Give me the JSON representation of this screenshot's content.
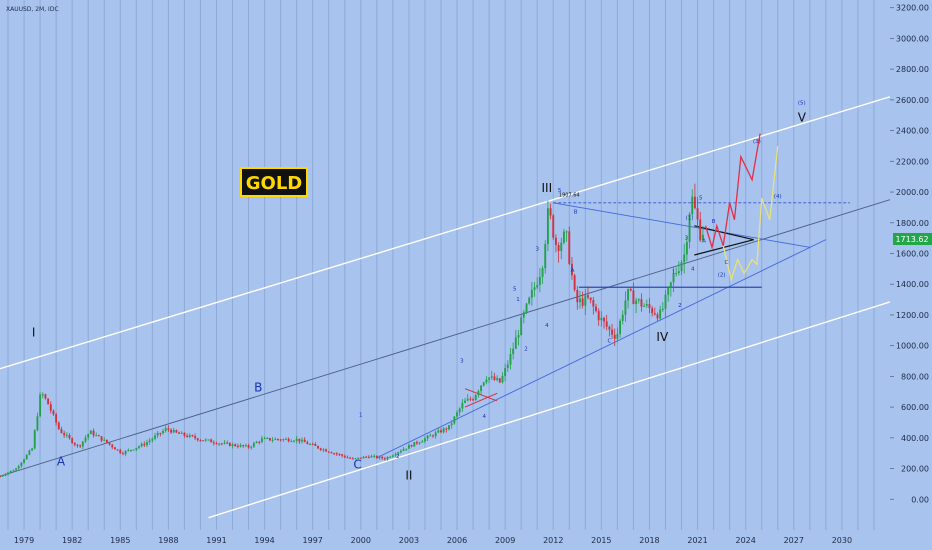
{
  "header": {
    "symbol_title": "XAUUSD, 2M, IDC"
  },
  "badge": {
    "text": "GOLD"
  },
  "price_tag": {
    "value": "1713.62"
  },
  "colors": {
    "background": "#a7c3ee",
    "up": "#21a04a",
    "down": "#d0303a",
    "channel": "#ffffff",
    "midline": "#4b5d86",
    "forecast_red": "#e0304a",
    "forecast_yellow": "#e9e27a",
    "badge_bg": "#111111",
    "badge_fg": "#ffd800",
    "price_tag_bg": "#22a64a",
    "label_blue": "#1733b8",
    "label_black": "#101010"
  },
  "chart_data": {
    "type": "candlestick",
    "title": "XAUUSD, 2M, IDC",
    "x_tick_labels": [
      "1979",
      "1982",
      "1985",
      "1988",
      "1991",
      "1994",
      "1997",
      "2000",
      "2003",
      "2006",
      "2009",
      "2012",
      "2015",
      "2018",
      "2021",
      "2024",
      "2027",
      "2030"
    ],
    "y_tick_labels": [
      "0.00",
      "200.00",
      "400.00",
      "600.00",
      "800.00",
      "1000.00",
      "1200.00",
      "1400.00",
      "1600.00",
      "1800.00",
      "2000.00",
      "2200.00",
      "2400.00",
      "2600.00",
      "2800.00",
      "3000.00",
      "3200.00"
    ],
    "xlim": [
      1977.5,
      2033
    ],
    "ylim": [
      -200,
      3250
    ],
    "grid": "vertical",
    "price_path": [
      [
        1977.5,
        150
      ],
      [
        1978.5,
        200
      ],
      [
        1979.5,
        330
      ],
      [
        1980.05,
        700
      ],
      [
        1980.5,
        620
      ],
      [
        1981.2,
        450
      ],
      [
        1982.4,
        340
      ],
      [
        1983.1,
        440
      ],
      [
        1984.0,
        380
      ],
      [
        1985.1,
        300
      ],
      [
        1986.5,
        360
      ],
      [
        1987.9,
        460
      ],
      [
        1988.5,
        430
      ],
      [
        1990.0,
        390
      ],
      [
        1991.5,
        360
      ],
      [
        1993.0,
        340
      ],
      [
        1993.8,
        390
      ],
      [
        1996.0,
        390
      ],
      [
        1997.5,
        330
      ],
      [
        1999.5,
        260
      ],
      [
        2000.5,
        280
      ],
      [
        2001.5,
        265
      ],
      [
        2002.5,
        320
      ],
      [
        2003.5,
        370
      ],
      [
        2004.5,
        420
      ],
      [
        2005.5,
        470
      ],
      [
        2006.4,
        630
      ],
      [
        2007.0,
        660
      ],
      [
        2007.8,
        800
      ],
      [
        2008.7,
        760
      ],
      [
        2009.3,
        920
      ],
      [
        2010.0,
        1150
      ],
      [
        2010.9,
        1400
      ],
      [
        2011.3,
        1520
      ],
      [
        2011.7,
        1880
      ],
      [
        2012.2,
        1650
      ],
      [
        2012.8,
        1720
      ],
      [
        2013.4,
        1280
      ],
      [
        2014.2,
        1300
      ],
      [
        2014.9,
        1180
      ],
      [
        2015.5,
        1100
      ],
      [
        2015.95,
        1060
      ],
      [
        2016.6,
        1340
      ],
      [
        2017.5,
        1270
      ],
      [
        2018.7,
        1200
      ],
      [
        2019.5,
        1450
      ],
      [
        2020.2,
        1600
      ],
      [
        2020.6,
        1980
      ],
      [
        2021.2,
        1720
      ],
      [
        2021.5,
        1780
      ]
    ],
    "annotations": [
      {
        "text": "I",
        "x": 1979.6,
        "y": 1060,
        "color": "black"
      },
      {
        "text": "A",
        "x": 1981.3,
        "y": 220,
        "color": "blue"
      },
      {
        "text": "B",
        "x": 1993.6,
        "y": 700,
        "color": "blue"
      },
      {
        "text": "C",
        "x": 1999.8,
        "y": 200,
        "color": "blue"
      },
      {
        "text": "1",
        "x": 2000.0,
        "y": 540,
        "color": "blue"
      },
      {
        "text": "2",
        "x": 2002.3,
        "y": 270,
        "color": "blue"
      },
      {
        "text": "II",
        "x": 2003.0,
        "y": 130,
        "color": "black"
      },
      {
        "text": "3",
        "x": 2006.3,
        "y": 890,
        "color": "blue"
      },
      {
        "text": "4",
        "x": 2007.7,
        "y": 530,
        "color": "blue"
      },
      {
        "text": "5",
        "x": 2009.6,
        "y": 1360,
        "color": "blue"
      },
      {
        "text": "1",
        "x": 2009.8,
        "y": 1290,
        "color": "blue"
      },
      {
        "text": "2",
        "x": 2010.3,
        "y": 970,
        "color": "blue"
      },
      {
        "text": "3",
        "x": 2011.0,
        "y": 1620,
        "color": "blue"
      },
      {
        "text": "4",
        "x": 2011.6,
        "y": 1120,
        "color": "blue"
      },
      {
        "text": "III",
        "x": 2011.6,
        "y": 2000,
        "color": "black"
      },
      {
        "text": "5",
        "x": 2012.4,
        "y": 2000,
        "color": "blue"
      },
      {
        "text": "1907.64",
        "x": 2013.0,
        "y": 1970,
        "color": "black"
      },
      {
        "text": "A",
        "x": 2013.2,
        "y": 1480,
        "color": "blue"
      },
      {
        "text": "B",
        "x": 2013.4,
        "y": 1860,
        "color": "blue"
      },
      {
        "text": "C",
        "x": 2015.5,
        "y": 1020,
        "color": "blue"
      },
      {
        "text": "IV",
        "x": 2018.8,
        "y": 1030,
        "color": "black"
      },
      {
        "text": "1",
        "x": 2019.5,
        "y": 1470,
        "color": "blue"
      },
      {
        "text": "2",
        "x": 2019.9,
        "y": 1250,
        "color": "blue"
      },
      {
        "text": "3",
        "x": 2020.3,
        "y": 1690,
        "color": "blue"
      },
      {
        "text": "4",
        "x": 2020.7,
        "y": 1490,
        "color": "blue"
      },
      {
        "text": "5",
        "x": 2021.2,
        "y": 1950,
        "color": "blue"
      },
      {
        "text": "(1)",
        "x": 2020.5,
        "y": 1820,
        "color": "blue"
      },
      {
        "text": "A",
        "x": 2021.4,
        "y": 1670,
        "color": "blue"
      },
      {
        "text": "B",
        "x": 2022.0,
        "y": 1800,
        "color": "blue"
      },
      {
        "text": "C",
        "x": 2022.8,
        "y": 1530,
        "color": "blue"
      },
      {
        "text": "(2)",
        "x": 2022.5,
        "y": 1450,
        "color": "blue"
      },
      {
        "text": "(3)",
        "x": 2024.7,
        "y": 2320,
        "color": "blue"
      },
      {
        "text": "(4)",
        "x": 2026.0,
        "y": 1960,
        "color": "blue"
      },
      {
        "text": "(5)",
        "x": 2027.5,
        "y": 2570,
        "color": "blue"
      },
      {
        "text": "V",
        "x": 2027.5,
        "y": 2460,
        "color": "black"
      }
    ]
  }
}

> Job
Transcribe the full listing above exactly as it stands, minus the pictures.

> Solved exercise
Give me the JSON representation of this screenshot's content.
{
  "header": {
    "symbol_title": "XAUUSD, 2M, IDC"
  },
  "badge": {
    "text": "GOLD"
  },
  "price_tag": {
    "value": "1713.62"
  },
  "colors": {
    "background": "#a7c3ee",
    "up": "#21a04a",
    "down": "#d0303a",
    "channel": "#ffffff",
    "midline": "#4b5d86",
    "forecast_red": "#e0304a",
    "forecast_yellow": "#e9e27a",
    "badge_bg": "#111111",
    "badge_fg": "#ffd800",
    "price_tag_bg": "#22a64a",
    "label_blue": "#1733b8",
    "label_black": "#101010"
  },
  "chart_data": {
    "type": "candlestick",
    "title": "XAUUSD, 2M, IDC",
    "x_tick_labels": [
      "1979",
      "1982",
      "1985",
      "1988",
      "1991",
      "1994",
      "1997",
      "2000",
      "2003",
      "2006",
      "2009",
      "2012",
      "2015",
      "2018",
      "2021",
      "2024",
      "2027",
      "2030"
    ],
    "y_tick_labels": [
      "0.00",
      "200.00",
      "400.00",
      "600.00",
      "800.00",
      "1000.00",
      "1200.00",
      "1400.00",
      "1600.00",
      "1800.00",
      "2000.00",
      "2200.00",
      "2400.00",
      "2600.00",
      "2800.00",
      "3000.00",
      "3200.00"
    ],
    "xlim": [
      1977.5,
      2033
    ],
    "ylim": [
      -200,
      3250
    ],
    "grid": "vertical",
    "price_path": [
      [
        1977.5,
        150
      ],
      [
        1978.5,
        200
      ],
      [
        1979.5,
        330
      ],
      [
        1980.05,
        700
      ],
      [
        1980.5,
        620
      ],
      [
        1981.2,
        450
      ],
      [
        1982.4,
        340
      ],
      [
        1983.1,
        440
      ],
      [
        1984.0,
        380
      ],
      [
        1985.1,
        300
      ],
      [
        1986.5,
        360
      ],
      [
        1987.9,
        460
      ],
      [
        1988.5,
        430
      ],
      [
        1990.0,
        390
      ],
      [
        1991.5,
        360
      ],
      [
        1993.0,
        340
      ],
      [
        1993.8,
        390
      ],
      [
        1996.0,
        390
      ],
      [
        1997.5,
        330
      ],
      [
        1999.5,
        260
      ],
      [
        2000.5,
        280
      ],
      [
        2001.5,
        265
      ],
      [
        2002.5,
        320
      ],
      [
        2003.5,
        370
      ],
      [
        2004.5,
        420
      ],
      [
        2005.5,
        470
      ],
      [
        2006.4,
        630
      ],
      [
        2007.0,
        660
      ],
      [
        2007.8,
        800
      ],
      [
        2008.7,
        760
      ],
      [
        2009.3,
        920
      ],
      [
        2010.0,
        1150
      ],
      [
        2010.9,
        1400
      ],
      [
        2011.3,
        1520
      ],
      [
        2011.7,
        1880
      ],
      [
        2012.2,
        1650
      ],
      [
        2012.8,
        1720
      ],
      [
        2013.4,
        1280
      ],
      [
        2014.2,
        1300
      ],
      [
        2014.9,
        1180
      ],
      [
        2015.5,
        1100
      ],
      [
        2015.95,
        1060
      ],
      [
        2016.6,
        1340
      ],
      [
        2017.5,
        1270
      ],
      [
        2018.7,
        1200
      ],
      [
        2019.5,
        1450
      ],
      [
        2020.2,
        1600
      ],
      [
        2020.6,
        1980
      ],
      [
        2021.2,
        1720
      ],
      [
        2021.5,
        1780
      ]
    ],
    "annotations": [
      {
        "text": "I",
        "x": 1979.6,
        "y": 1060,
        "color": "black"
      },
      {
        "text": "A",
        "x": 1981.3,
        "y": 220,
        "color": "blue"
      },
      {
        "text": "B",
        "x": 1993.6,
        "y": 700,
        "color": "blue"
      },
      {
        "text": "C",
        "x": 1999.8,
        "y": 200,
        "color": "blue"
      },
      {
        "text": "1",
        "x": 2000.0,
        "y": 540,
        "color": "blue"
      },
      {
        "text": "2",
        "x": 2002.3,
        "y": 270,
        "color": "blue"
      },
      {
        "text": "II",
        "x": 2003.0,
        "y": 130,
        "color": "black"
      },
      {
        "text": "3",
        "x": 2006.3,
        "y": 890,
        "color": "blue"
      },
      {
        "text": "4",
        "x": 2007.7,
        "y": 530,
        "color": "blue"
      },
      {
        "text": "5",
        "x": 2009.6,
        "y": 1360,
        "color": "blue"
      },
      {
        "text": "1",
        "x": 2009.8,
        "y": 1290,
        "color": "blue"
      },
      {
        "text": "2",
        "x": 2010.3,
        "y": 970,
        "color": "blue"
      },
      {
        "text": "3",
        "x": 2011.0,
        "y": 1620,
        "color": "blue"
      },
      {
        "text": "4",
        "x": 2011.6,
        "y": 1120,
        "color": "blue"
      },
      {
        "text": "III",
        "x": 2011.6,
        "y": 2000,
        "color": "black"
      },
      {
        "text": "5",
        "x": 2012.4,
        "y": 2000,
        "color": "blue"
      },
      {
        "text": "1907.64",
        "x": 2013.0,
        "y": 1970,
        "color": "black"
      },
      {
        "text": "A",
        "x": 2013.2,
        "y": 1480,
        "color": "blue"
      },
      {
        "text": "B",
        "x": 2013.4,
        "y": 1860,
        "color": "blue"
      },
      {
        "text": "C",
        "x": 2015.5,
        "y": 1020,
        "color": "blue"
      },
      {
        "text": "IV",
        "x": 2018.8,
        "y": 1030,
        "color": "black"
      },
      {
        "text": "1",
        "x": 2019.5,
        "y": 1470,
        "color": "blue"
      },
      {
        "text": "2",
        "x": 2019.9,
        "y": 1250,
        "color": "blue"
      },
      {
        "text": "3",
        "x": 2020.3,
        "y": 1690,
        "color": "blue"
      },
      {
        "text": "4",
        "x": 2020.7,
        "y": 1490,
        "color": "blue"
      },
      {
        "text": "5",
        "x": 2021.2,
        "y": 1950,
        "color": "blue"
      },
      {
        "text": "(1)",
        "x": 2020.5,
        "y": 1820,
        "color": "blue"
      },
      {
        "text": "A",
        "x": 2021.4,
        "y": 1670,
        "color": "blue"
      },
      {
        "text": "B",
        "x": 2022.0,
        "y": 1800,
        "color": "blue"
      },
      {
        "text": "C",
        "x": 2022.8,
        "y": 1530,
        "color": "blue"
      },
      {
        "text": "(2)",
        "x": 2022.5,
        "y": 1450,
        "color": "blue"
      },
      {
        "text": "(3)",
        "x": 2024.7,
        "y": 2320,
        "color": "blue"
      },
      {
        "text": "(4)",
        "x": 2026.0,
        "y": 1960,
        "color": "blue"
      },
      {
        "text": "(5)",
        "x": 2027.5,
        "y": 2570,
        "color": "blue"
      },
      {
        "text": "V",
        "x": 2027.5,
        "y": 2460,
        "color": "black"
      }
    ]
  }
}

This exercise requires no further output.